> [AIM] Identify each line holding the string "document" and copy it.

> [RAW RECORDS]

○ ○ ○ ○

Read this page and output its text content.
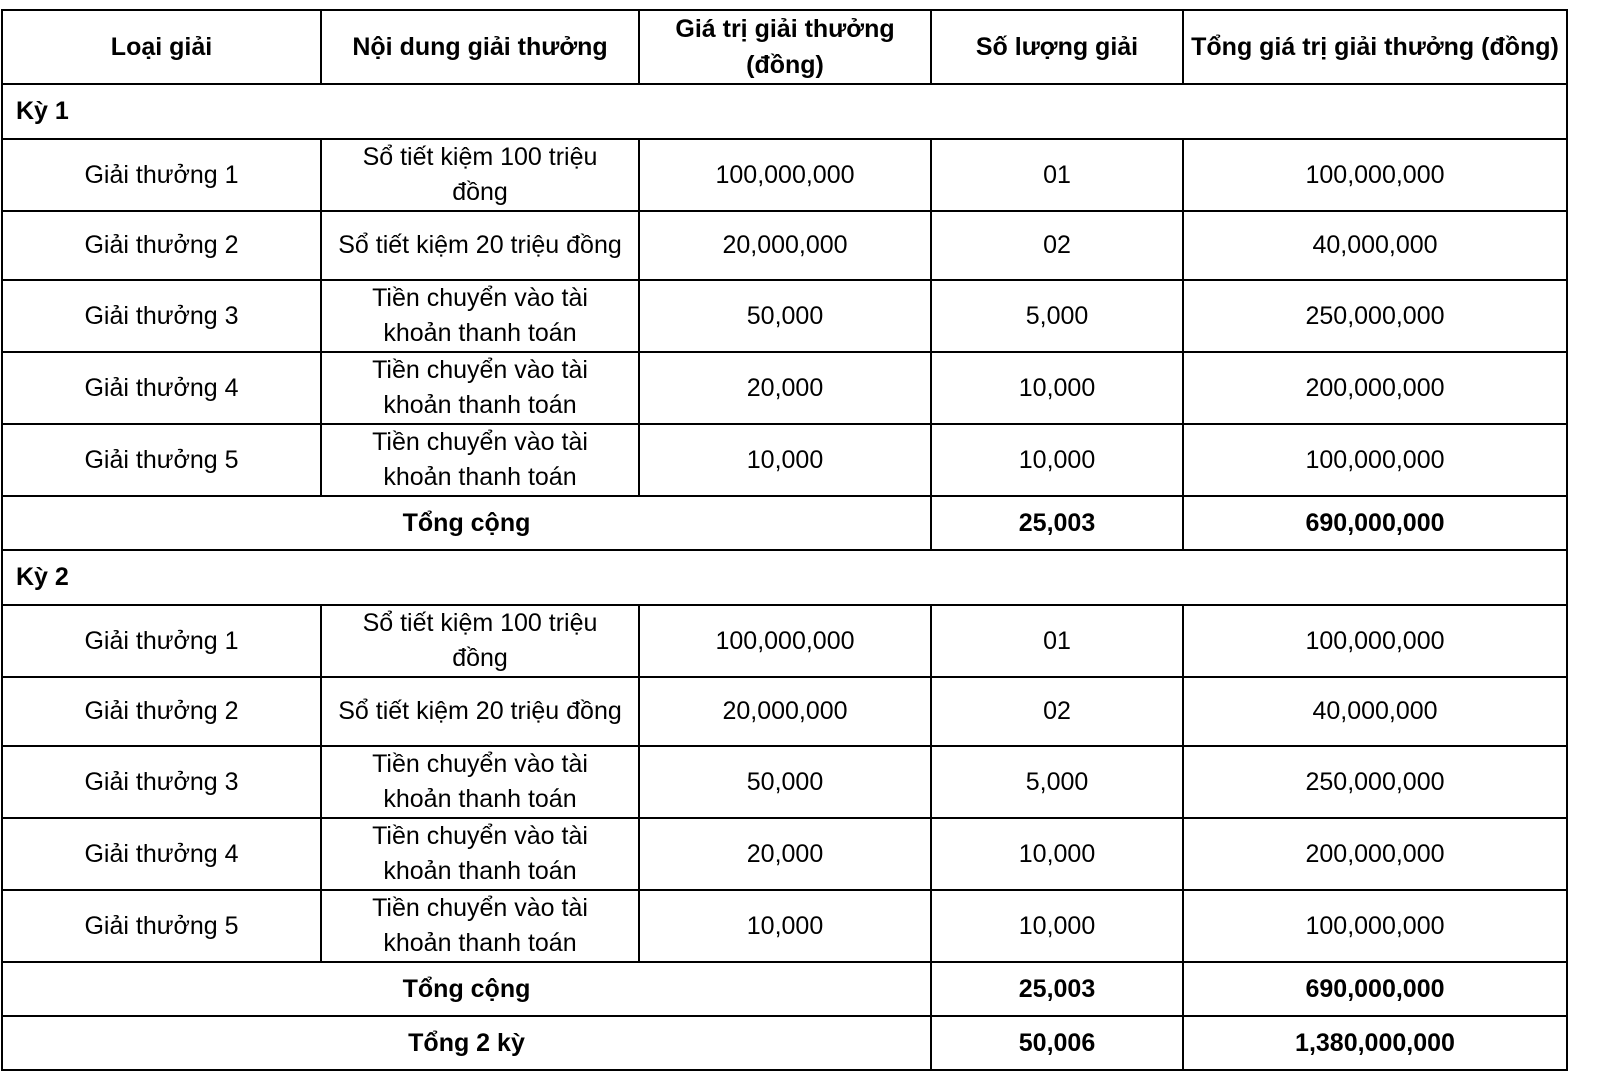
Loại giải	Nội dung giải thưởng	Giá trị giải thưởng (đồng)	Số lượng giải	Tổng giá trị giải thưởng (đồng)
Kỳ 1				
Giải thưởng 1	Sổ tiết kiệm 100 triệu đồng	100,000,000	01	100,000,000
Giải thưởng 2	Sổ tiết kiệm 20 triệu đồng	20,000,000	02	40,000,000
Giải thưởng 3	Tiền chuyển vào tài khoản thanh toán	50,000	5,000	250,000,000
Giải thưởng 4	Tiền chuyển vào tài khoản thanh toán	20,000	10,000	200,000,000
Giải thưởng 5	Tiền chuyển vào tài khoản thanh toán	10,000	10,000	100,000,000
Tổng cộng			25,003	690,000,000
Kỳ 2				
Giải thưởng 1	Sổ tiết kiệm 100 triệu đồng	100,000,000	01	100,000,000
Giải thưởng 2	Sổ tiết kiệm 20 triệu đồng	20,000,000	02	40,000,000
Giải thưởng 3	Tiền chuyển vào tài khoản thanh toán	50,000	5,000	250,000,000
Giải thưởng 4	Tiền chuyển vào tài khoản thanh toán	20,000	10,000	200,000,000
Giải thưởng 5	Tiền chuyển vào tài khoản thanh toán	10,000	10,000	100,000,000
Tổng cộng			25,003	690,000,000
Tổng 2 kỳ			50,006	1,380,000,000
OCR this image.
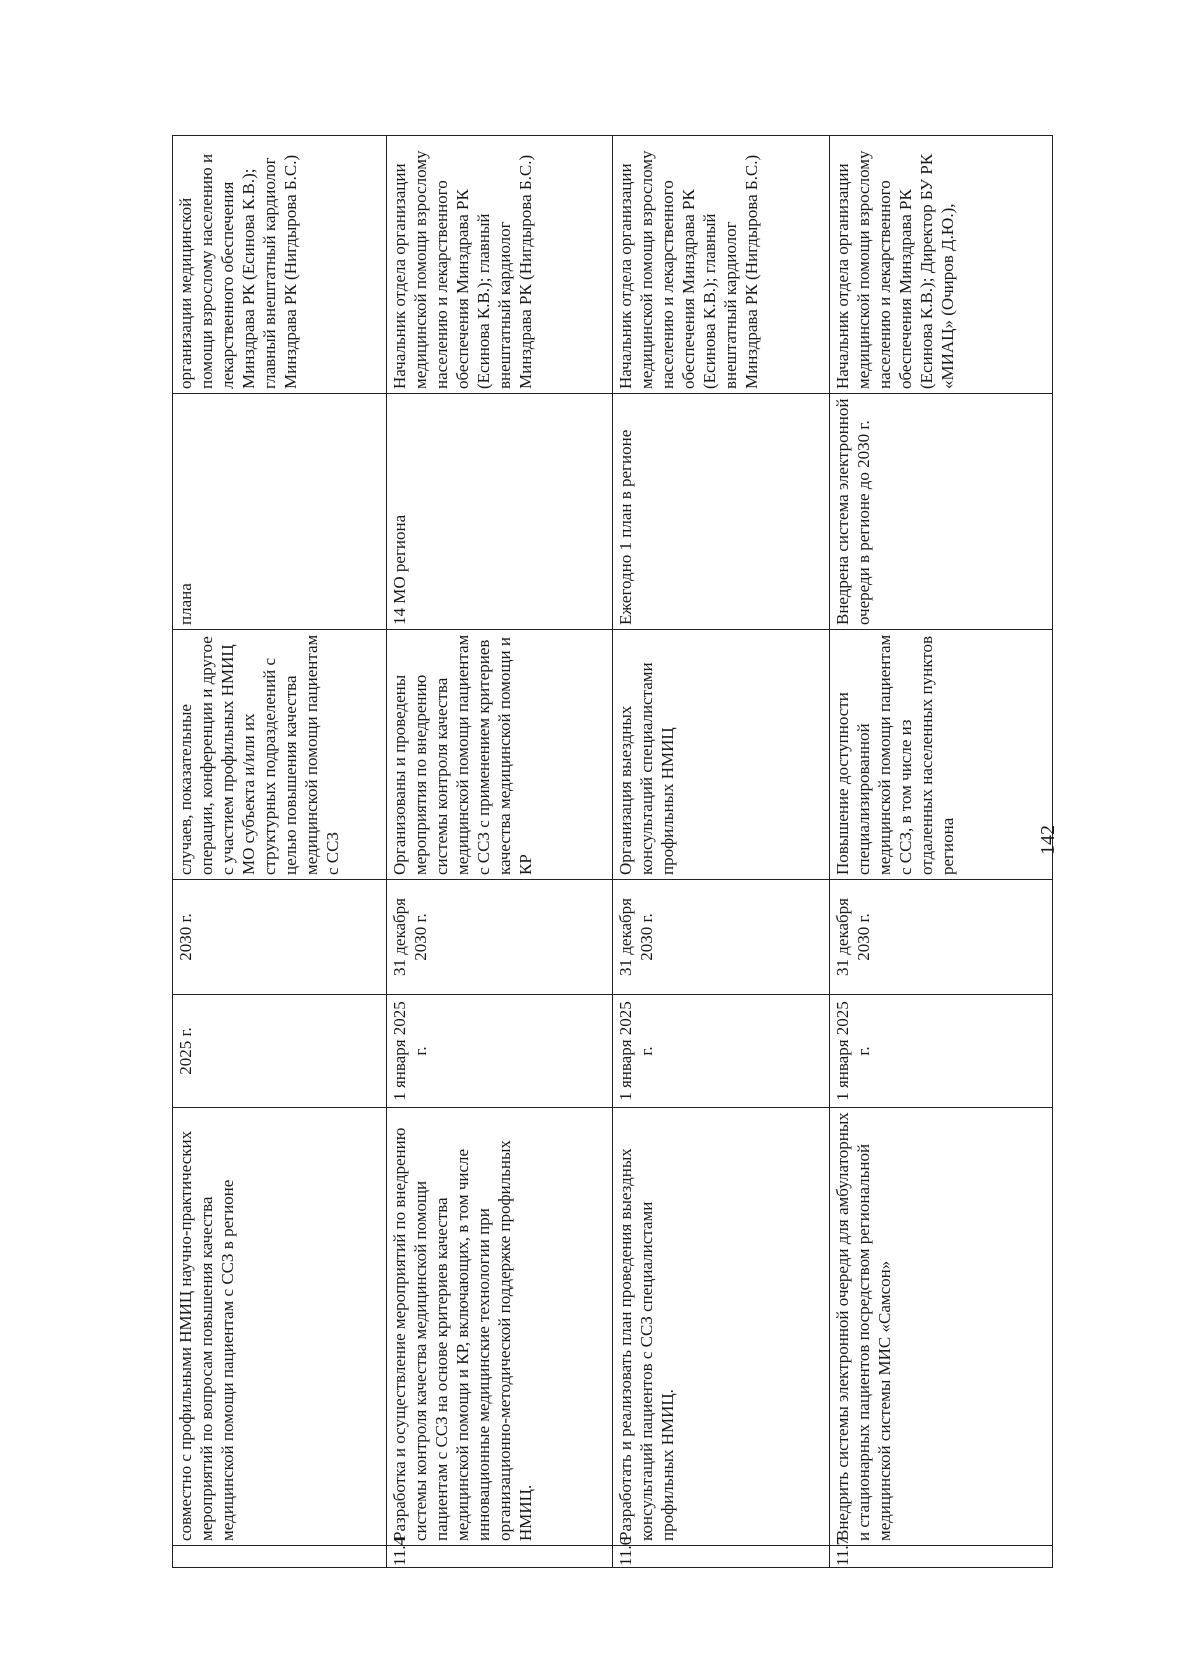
	совместно с профильными НМИЦ научно-практических мероприятий по вопросам повышения качества медицинской помощи пациентам с ССЗ в регионе	2025 г.	2030 г.	случаев, показательные операции, конференции и другое с участием профильных НМИЦ МО субъекта и/или их структурных подразделений с целью повышения качества медицинской помощи пациентам с ССЗ	плана	организации медицинской помощи взрослому населению и лекарственного обеспечения Минздрава РК (Есинова К.В.); главный внештатный кардиолог Минздрава РК (Нигдырова Б.С.)
11.4	Разработка и осуществление мероприятий по внедрению системы контроля качества медицинской помощи пациентам с ССЗ на основе критериев качества медицинской помощи и КР, включающих, в том числе инновационные медицинские технологии при организационно-методической поддержке профильных НМИЦ.	1 января 2025 г.	31 декабря 2030 г.	Организованы и проведены мероприятия по внедрению системы контроля качества медицинской помощи пациентам с ССЗ с применением критериев качества медицинской помощи и КР	14 МО региона	Начальник отдела организации медицинской помощи взрослому населению и лекарственного обеспечения Минздрава РК (Есинова К.В.); главный внештатный кардиолог Минздрава РК (Нигдырова Б.С.)
11.6	Разработать и реализовать план проведения выездных консультаций пациентов с ССЗ специалистами профильных НМИЦ.	1 января 2025 г.	31 декабря 2030 г.	Организация выездных консультаций специалистами профильных НМИЦ	Ежегодно 1 план в регионе	Начальник отдела организации медицинской помощи взрослому населению и лекарственного обеспечения Минздрава РК (Есинова К.В.); главный внештатный кардиолог Минздрава РК (Нигдырова Б.С.)
11.7	Внедрить системы электронной очереди для амбулаторных и стационарных пациентов посредством региональной медицинской системы МИС «Самсон»	1 января 2025 г.	31 декабря 2030 г.	Повышение доступности специализированной медицинской помощи пациентам с ССЗ, в том числе из отдаленных населенных пунктов региона	Внедрена система электронной очереди в регионе до 2030 г.	Начальник отдела организации медицинской помощи взрослому населению и лекарственного обеспечения Минздрава РК (Есинова К.В.); Директор БУ РК «МИАЦ» (Очиров Д.Ю.),
142
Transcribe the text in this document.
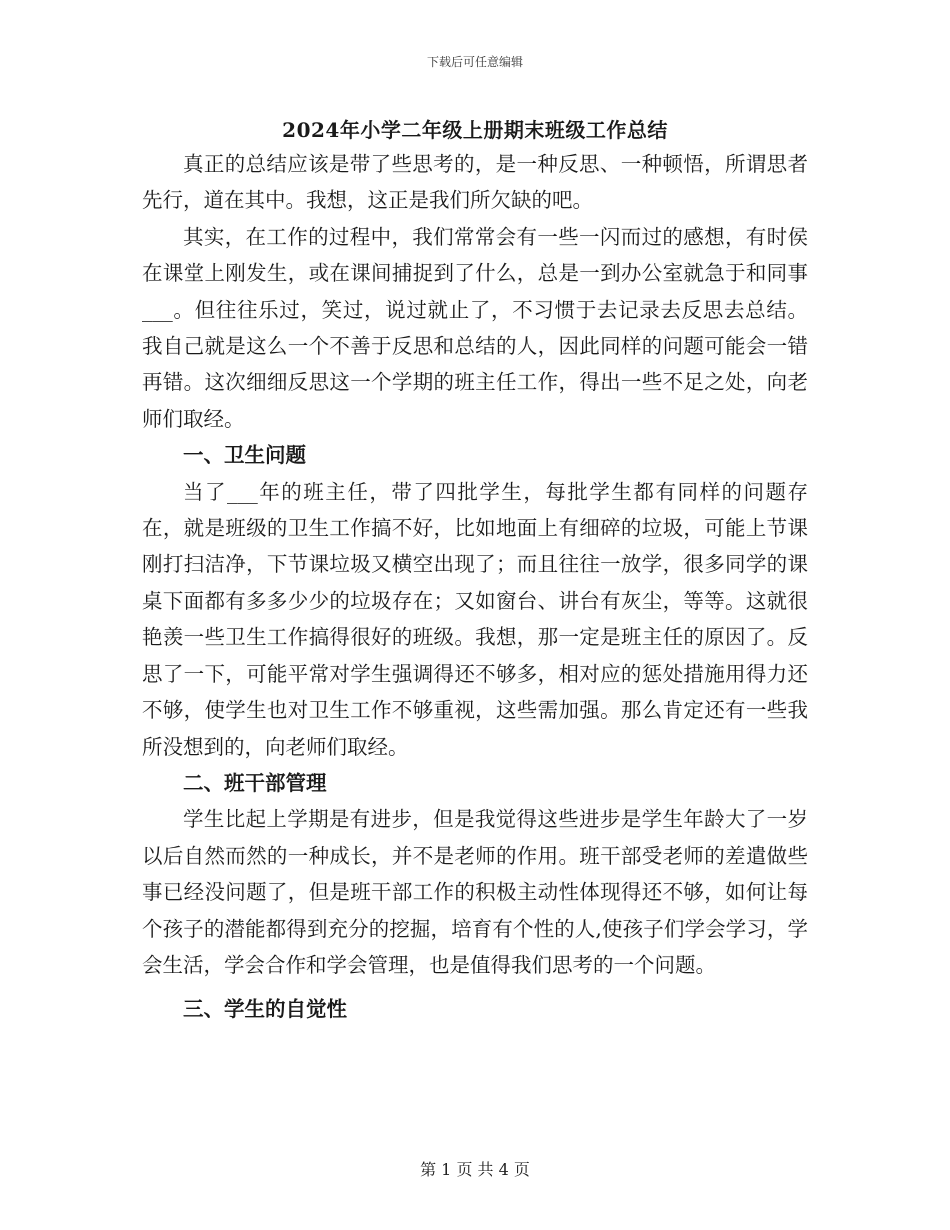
下载后可任意编辑
2024年小学二年级上册期末班级工作总结

真正的总结应该是带了些思考的，是一种反思、一种顿悟，所谓思者先行，道在其中。我想，这正是我们所欠缺的吧。

其实，在工作的过程中，我们常常会有一些一闪而过的感想，有时侯在课堂上刚发生，或在课间捕捉到了什么，总是一到办公室就急于和同事___。但往往乐过，笑过，说过就止了，不习惯于去记录去反思去总结。我自己就是这么一个不善于反思和总结的人，因此同样的问题可能会一错再错。这次细细反思这一个学期的班主任工作，得出一些不足之处，向老师们取经。

一、卫生问题

当了___年的班主任，带了四批学生，每批学生都有同样的问题存在，就是班级的卫生工作搞不好，比如地面上有细碎的垃圾，可能上节课刚打扫洁净，下节课垃圾又横空出现了；而且往往一放学，很多同学的课桌下面都有多多少少的垃圾存在；又如窗台、讲台有灰尘，等等。这就很艳羡一些卫生工作搞得很好的班级。我想，那一定是班主任的原因了。反思了一下，可能平常对学生强调得还不够多，相对应的惩处措施用得力还不够，使学生也对卫生工作不够重视，这些需加强。那么肯定还有一些我所没想到的，向老师们取经。

二、班干部管理

学生比起上学期是有进步，但是我觉得这些进步是学生年龄大了一岁以后自然而然的一种成长，并不是老师的作用。班干部受老师的差遣做些事已经没问题了，但是班干部工作的积极主动性体现得还不够，如何让每个孩子的潜能都得到充分的挖掘，培育有个性的人,使孩子们学会学习，学会生活，学会合作和学会管理，也是值得我们思考的一个问题。

三、学生的自觉性
第 1 页 共 4 页
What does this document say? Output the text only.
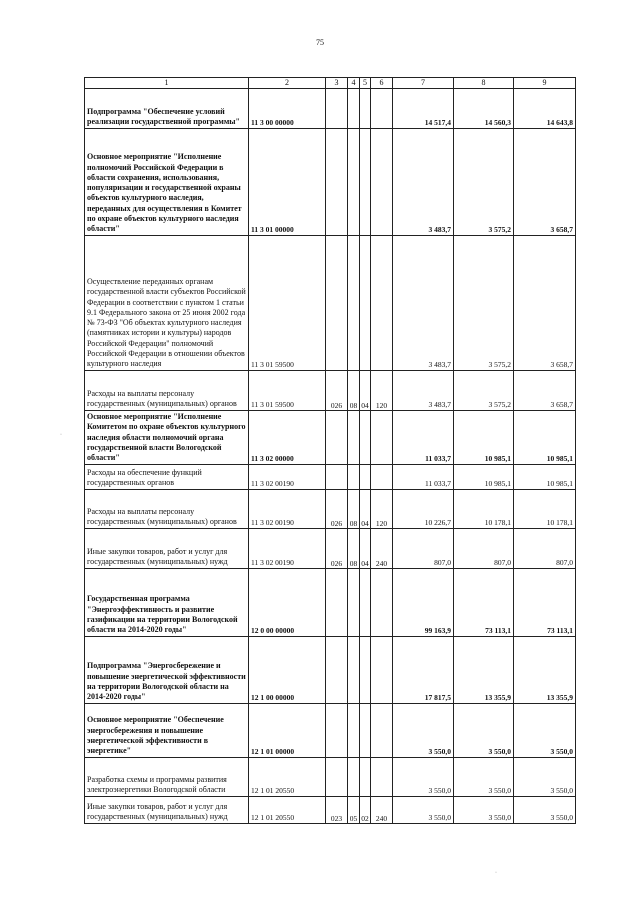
75
1	2	3	4	5	6	7	8	9
Подпрограмма "Обеспечение условий реализации государственной программы"	11 3 00 00000					14 517,4	14 560,3	14 643,8
Основное мероприятие "Исполнение полномочий Российской Федерации в области сохранения, использования, популяризации и государственной охраны объектов культурного наследия, переданных для осуществления в Комитет по охране объектов культурного наследия области"	11 3 01 00000					3 483,7	3 575,2	3 658,7
Осуществление переданных органам государственной власти субъектов Российской Федерации в соответствии с пунктом 1 статьи 9.1 Федерального закона от 25 июня 2002 года № 73-ФЗ "Об объектах культурного наследия (памятниках истории и культуры) народов Российской Федерации" полномочий Российской Федерации в отношении объектов культурного наследия	11 3 01 59500					3 483,7	3 575,2	3 658,7
Расходы на выплаты персоналу государственных (муниципальных) органов	11 3 01 59500	026	08	04	120	3 483,7	3 575,2	3 658,7
Основное мероприятие "Исполнение Комитетом по охране объектов культурного наследия области полномочий органа государственной власти Вологодской области"	11 3 02 00000					11 033,7	10 985,1	10 985,1
Расходы на обеспечение функций государственных органов	11 3 02 00190					11 033,7	10 985,1	10 985,1
Расходы на выплаты персоналу государственных (муниципальных) органов	11 3 02 00190	026	08	04	120	10 226,7	10 178,1	10 178,1
Иные закупки товаров, работ и услуг для государственных (муниципальных) нужд	11 3 02 00190	026	08	04	240	807,0	807,0	807,0
Государственная программа "Энергоэффективность и развитие газификации на территории Вологодской области на 2014-2020 годы"	12 0 00 00000					99 163,9	73 113,1	73 113,1
Подпрограмма "Энергосбережение и повышение энергетической эффективности на территории Вологодской области на 2014-2020 годы"	12 1 00 00000					17 817,5	13 355,9	13 355,9
Основное мероприятие "Обеспечение энергосбережения и повышение энергетической эффективности в энергетике"	12 1 01 00000					3 550,0	3 550,0	3 550,0
Разработка схемы и программы развития электроэнергетики Вологодской области	12 1 01 20550					3 550,0	3 550,0	3 550,0
Иные закупки товаров, работ и услуг для государственных (муниципальных) нужд	12 1 01 20550	023	05	02	240	3 550,0	3 550,0	3 550,0
·
·
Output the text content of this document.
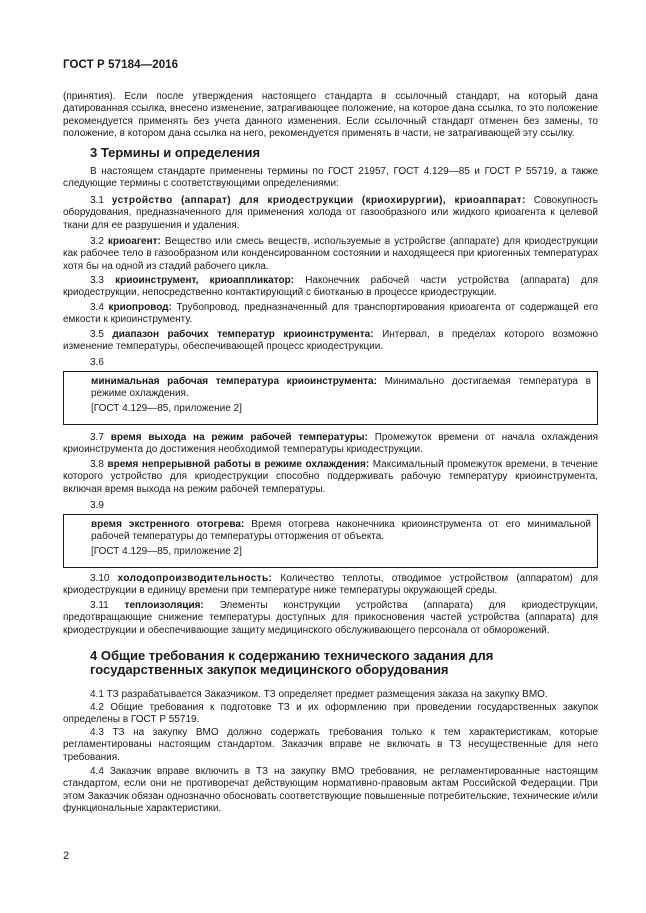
ГОСТ Р 57184—2016

(принятия). Если после утверждения настоящего стандарта в ссылочный стандарт, на который дана датированная ссылка, внесено изменение, затрагивающее положение, на которое дана ссылка, то это положение рекомендуется применять без учета данного изменения. Если ссылочный стандарт отменен без замены, то положение, в котором дана ссылка на него, рекомендуется применять в части, не затрагивающей эту ссылку.

3 Термины и определения

В настоящем стандарте применены термины по ГОСТ 21957, ГОСТ 4.129—85 и ГОСТ Р 55719, а также следующие термины с соответствующими определениями:

3.1 устройство (аппарат) для криодеструкции (криохирургии), криоаппарат: Совокупность оборудования, предназначенного для применения холода от газообразного или жидкого криоагента к целевой ткани для ее разрушения и удаления.

3.2 криоагент: Вещество или смесь веществ, используемые в устройстве (аппарате) для криодеструкции как рабочее тело в газообразном или конденсированном состоянии и находящееся при криогенных температурах хотя бы на одной из стадий рабочего цикла.

3.3 криоинструмент, криоаппликатор: Наконечник рабочей части устройства (аппарата) для криодеструкции, непосредственно контактирующий с биотканью в процессе криодеструкции.

3.4 криопровод: Трубопровод, предназначенный для транспортирования криоагента от содержащей его емкости к криоинструменту.

3.5 диапазон рабочих температур криоинструмента: Интервал, в пределах которого возможно изменение температуры, обеспечивающей процесс криодеструкции.

3.6

минимальная рабочая температура криоинструмента: Минимально достигаемая температура в режиме охлаждения.

[ГОСТ 4.129—85, приложение 2]

3.7 время выхода на режим рабочей температуры: Промежуток времени от начала охлаждения криоинструмента до достижения необходимой температуры криодеструкции.

3.8 время непрерывной работы в режиме охлаждения: Максимальный промежуток времени, в течение которого устройство для криодеструкции способно поддерживать рабочую температуру криоинструмента, включая время выхода на режим рабочей температуры.

3.9

время экстренного отогрева: Время отогрева наконечника криоинструмента от его минимальной рабочей температуры до температуры отторжения от объекта.

[ГОСТ 4.129—85, приложение 2]

3.10 холодопроизводительность: Количество теплоты, отводимое устройством (аппаратом) для криодеструкции в единицу времени при температуре ниже температуры окружающей среды.

3.11 теплоизоляция: Элементы конструкции устройства (аппарата) для криодеструкции, предотвращающие снижение температуры доступных для прикосновения частей устройства (аппарата) для криодеструкции и обеспечивающие защиту медицинского обслуживающего персонала от обморожений.

4 Общие требования к содержанию технического задания для государственных закупок медицинского оборудования

4.1 ТЗ разрабатывается Заказчиком. ТЗ определяет предмет размещения заказа на закупку ВМО.

4.2 Общие требования к подготовке ТЗ и их оформлению при проведении государственных закупок определены в ГОСТ Р 55719.

4.3 ТЗ на закупку ВМО должно содержать требования только к тем характеристикам, которые регламентированы настоящим стандартом. Заказчик вправе не включать в ТЗ несущественные для него требования.

4.4 Заказчик вправе включить в ТЗ на закупку ВМО требования, не регламентированные настоящим стандартом, если они не противоречат действующим нормативно-правовым актам Российской Федерации. При этом Заказчик обязан однозначно обосновать соответствующие повышенные потребительские, технические и/или функциональные характеристики.

2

○ ○ ○ ○

> [ANSWER]
Transcribe the text in this document.
What does this document say? Output the text only.
Output the text content of this document.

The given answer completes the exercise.